WHAT YOU ARE ASKED TO DO – Write the data out again exactly, dropping any images it holds.

RECORDS TO USE –
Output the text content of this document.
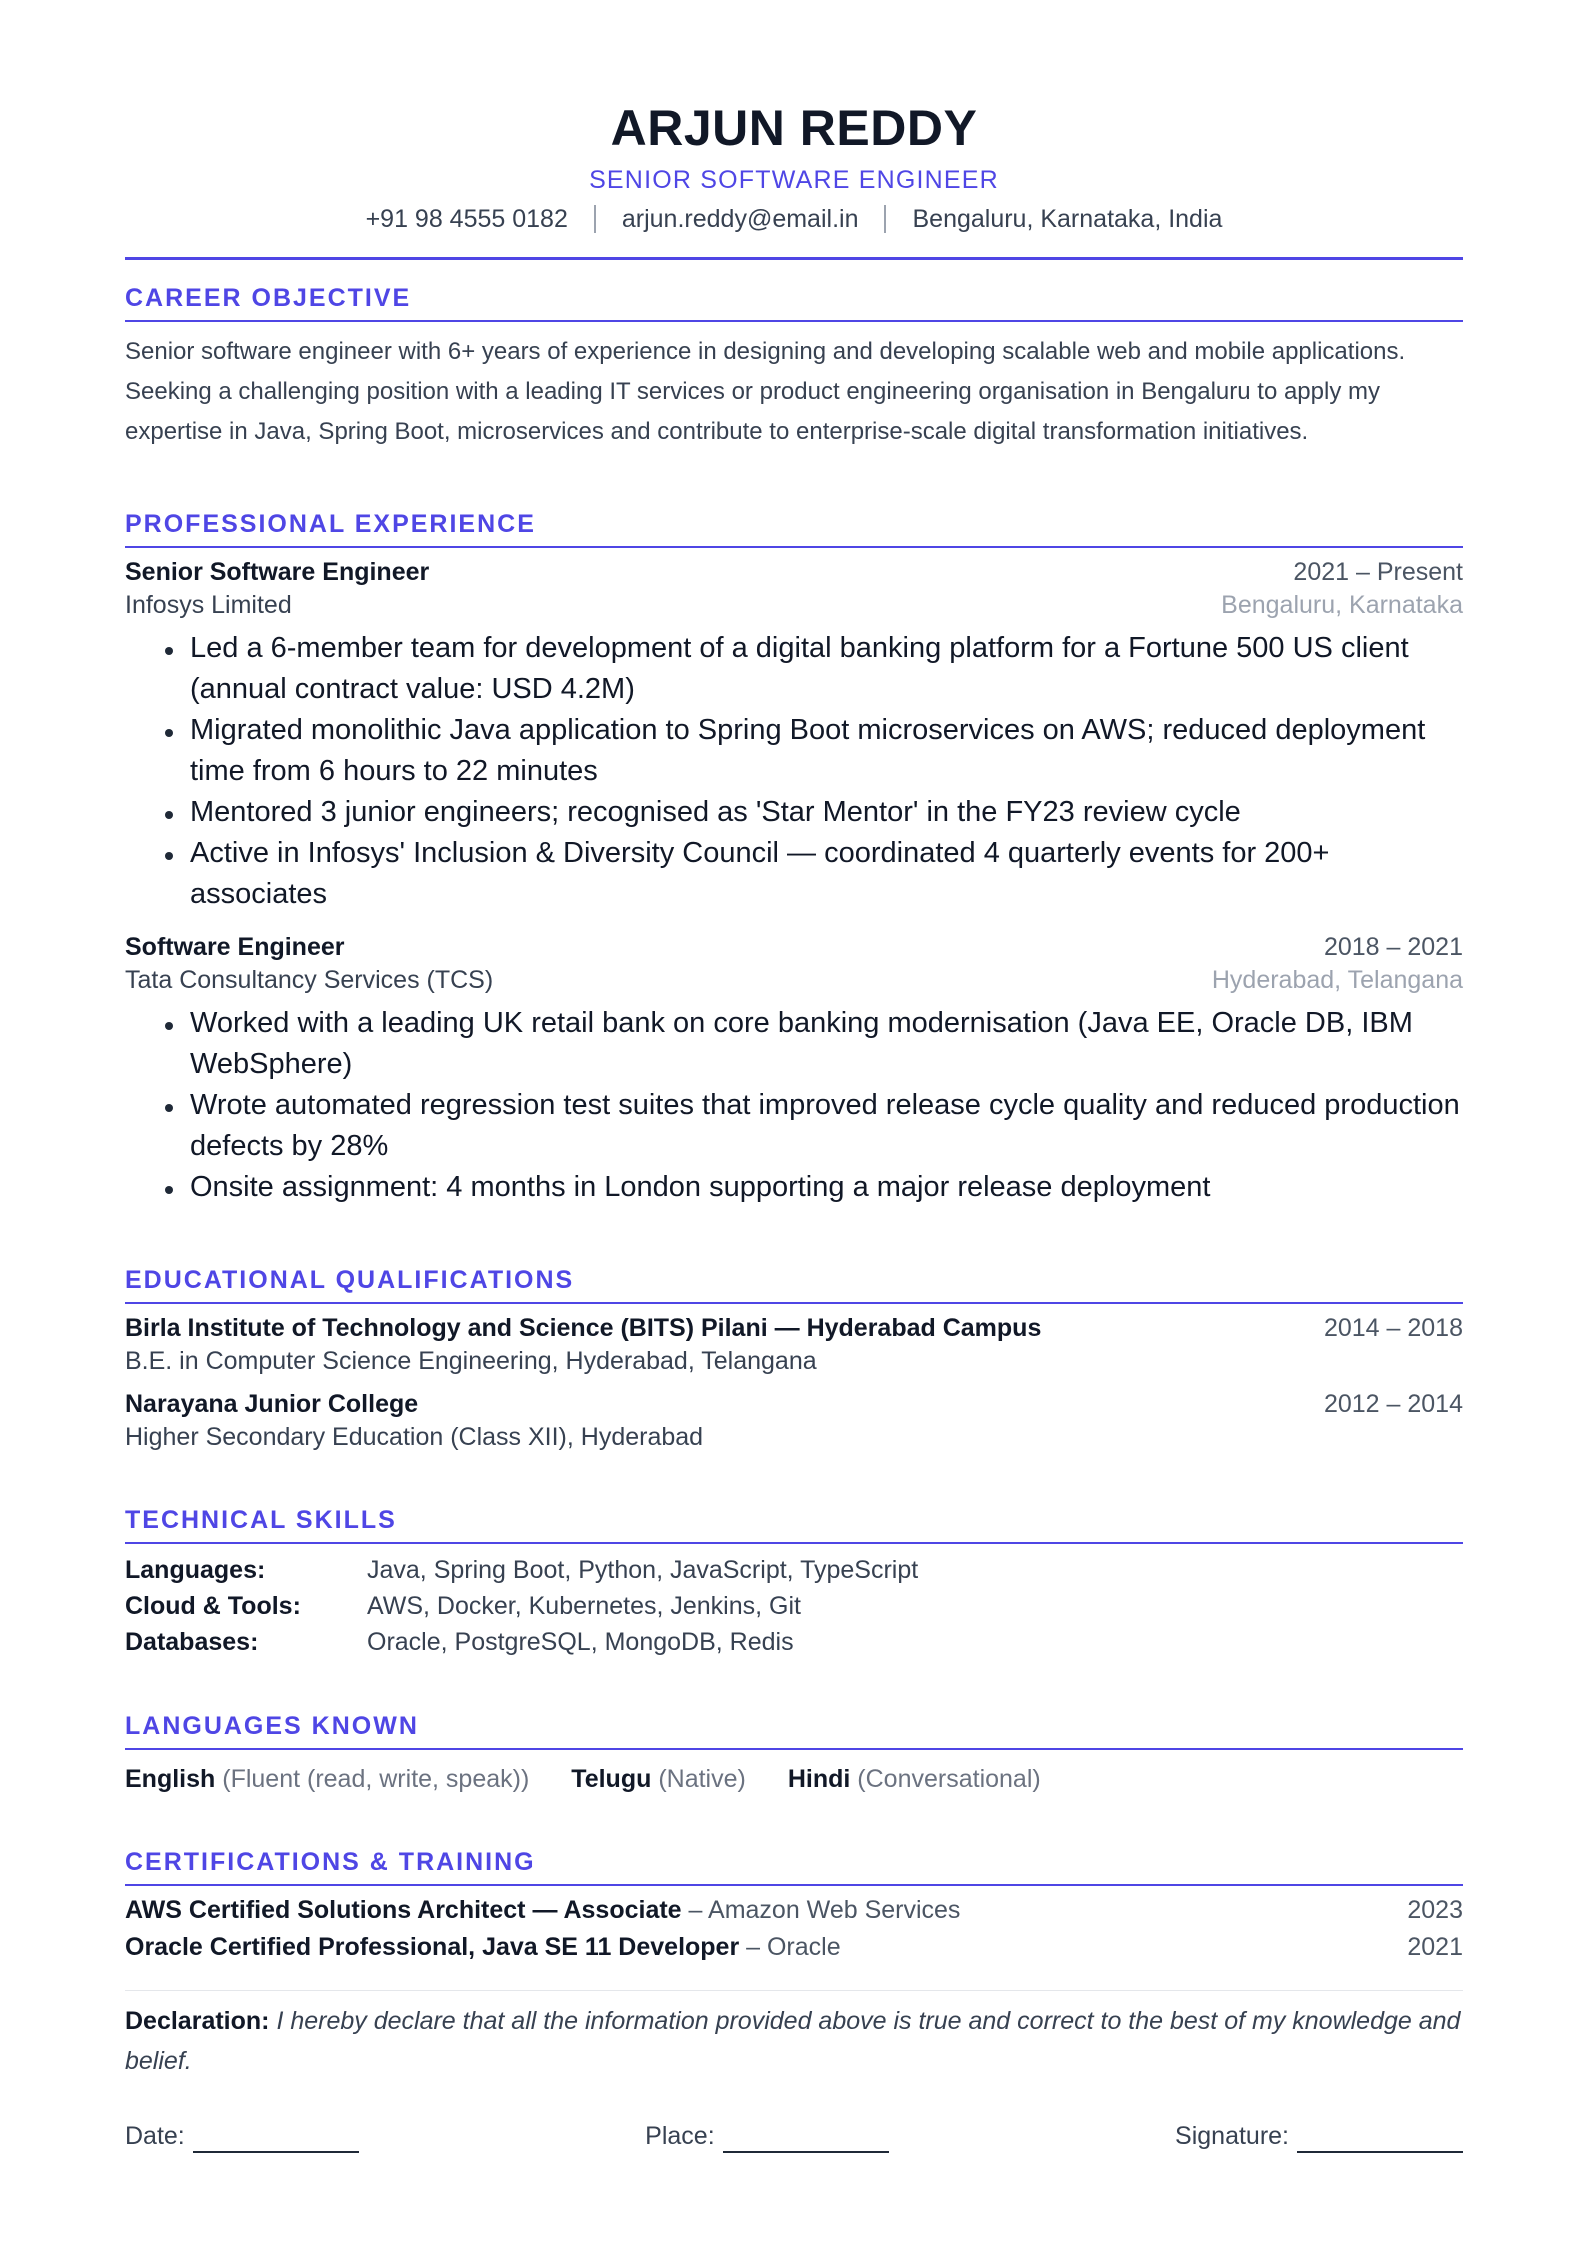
ARJUN REDDY
SENIOR SOFTWARE ENGINEER
+91 98 4555 0182 arjun.reddy@email.in Bengaluru, Karnataka, India
CAREER OBJECTIVE
Senior software engineer with 6+ years of experience in designing and developing scalable web and mobile applications. Seeking a challenging position with a leading IT services or product engineering organisation in Bengaluru to apply my expertise in Java, Spring Boot, microservices and contribute to enterprise-scale digital transformation initiatives.
PROFESSIONAL EXPERIENCE
Senior Software Engineer	2021 – Present
Infosys Limited	Bengaluru, Karnataka
Led a 6-member team for development of a digital banking platform for a Fortune 500 US client (annual contract value: USD 4.2M)
Migrated monolithic Java application to Spring Boot microservices on AWS; reduced deployment time from 6 hours to 22 minutes
Mentored 3 junior engineers; recognised as 'Star Mentor' in the FY23 review cycle
Active in Infosys' Inclusion & Diversity Council — coordinated 4 quarterly events for 200+ associates
Software Engineer	2018 – 2021
Tata Consultancy Services (TCS)	Hyderabad, Telangana
Worked with a leading UK retail bank on core banking modernisation (Java EE, Oracle DB, IBM WebSphere)
Wrote automated regression test suites that improved release cycle quality and reduced production defects by 28%
Onsite assignment: 4 months in London supporting a major release deployment
EDUCATIONAL QUALIFICATIONS
Birla Institute of Technology and Science (BITS) Pilani — Hyderabad Campus	2014 – 2018
B.E. in Computer Science Engineering, Hyderabad, Telangana
Narayana Junior College	2012 – 2014
Higher Secondary Education (Class XII), Hyderabad
TECHNICAL SKILLS
Languages:	Java, Spring Boot, Python, JavaScript, TypeScript
Cloud & Tools:	AWS, Docker, Kubernetes, Jenkins, Git
Databases:	Oracle, PostgreSQL, MongoDB, Redis
LANGUAGES KNOWN
English (Fluent (read, write, speak)) Telugu (Native) Hindi (Conversational)
CERTIFICATIONS & TRAINING
AWS Certified Solutions Architect — Associate – Amazon Web Services	2023
Oracle Certified Professional, Java SE 11 Developer – Oracle	2021
Declaration: I hereby declare that all the information provided above is true and correct to the best of my knowledge and belief.
Date:	Place:	Signature:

RESPONSE TO THE TASK –
Output the text content of this document.
ARJUN REDDY
SENIOR SOFTWARE ENGINEER
+91 98 4555 0182 arjun.reddy@email.in Bengaluru, Karnataka, India
CAREER OBJECTIVE
Senior software engineer with 6+ years of experience in designing and developing scalable web and mobile applications. Seeking a challenging position with a leading IT services or product engineering organisation in Bengaluru to apply my expertise in Java, Spring Boot, microservices and contribute to enterprise-scale digital transformation initiatives.
PROFESSIONAL EXPERIENCE
Senior Software Engineer	2021 – Present
Infosys Limited	Bengaluru, Karnataka
Led a 6-member team for development of a digital banking platform for a Fortune 500 US client (annual contract value: USD 4.2M)
Migrated monolithic Java application to Spring Boot microservices on AWS; reduced deployment time from 6 hours to 22 minutes
Mentored 3 junior engineers; recognised as 'Star Mentor' in the FY23 review cycle
Active in Infosys' Inclusion & Diversity Council — coordinated 4 quarterly events for 200+ associates
Software Engineer	2018 – 2021
Tata Consultancy Services (TCS)	Hyderabad, Telangana
Worked with a leading UK retail bank on core banking modernisation (Java EE, Oracle DB, IBM WebSphere)
Wrote automated regression test suites that improved release cycle quality and reduced production defects by 28%
Onsite assignment: 4 months in London supporting a major release deployment
EDUCATIONAL QUALIFICATIONS
Birla Institute of Technology and Science (BITS) Pilani — Hyderabad Campus	2014 – 2018
B.E. in Computer Science Engineering, Hyderabad, Telangana
Narayana Junior College	2012 – 2014
Higher Secondary Education (Class XII), Hyderabad
TECHNICAL SKILLS
Languages:	Java, Spring Boot, Python, JavaScript, TypeScript
Cloud & Tools:	AWS, Docker, Kubernetes, Jenkins, Git
Databases:	Oracle, PostgreSQL, MongoDB, Redis
LANGUAGES KNOWN
English (Fluent (read, write, speak)) Telugu (Native) Hindi (Conversational)
CERTIFICATIONS & TRAINING
AWS Certified Solutions Architect — Associate – Amazon Web Services	2023
Oracle Certified Professional, Java SE 11 Developer – Oracle	2021
Declaration: I hereby declare that all the information provided above is true and correct to the best of my knowledge and belief.
Date:	Place:	Signature:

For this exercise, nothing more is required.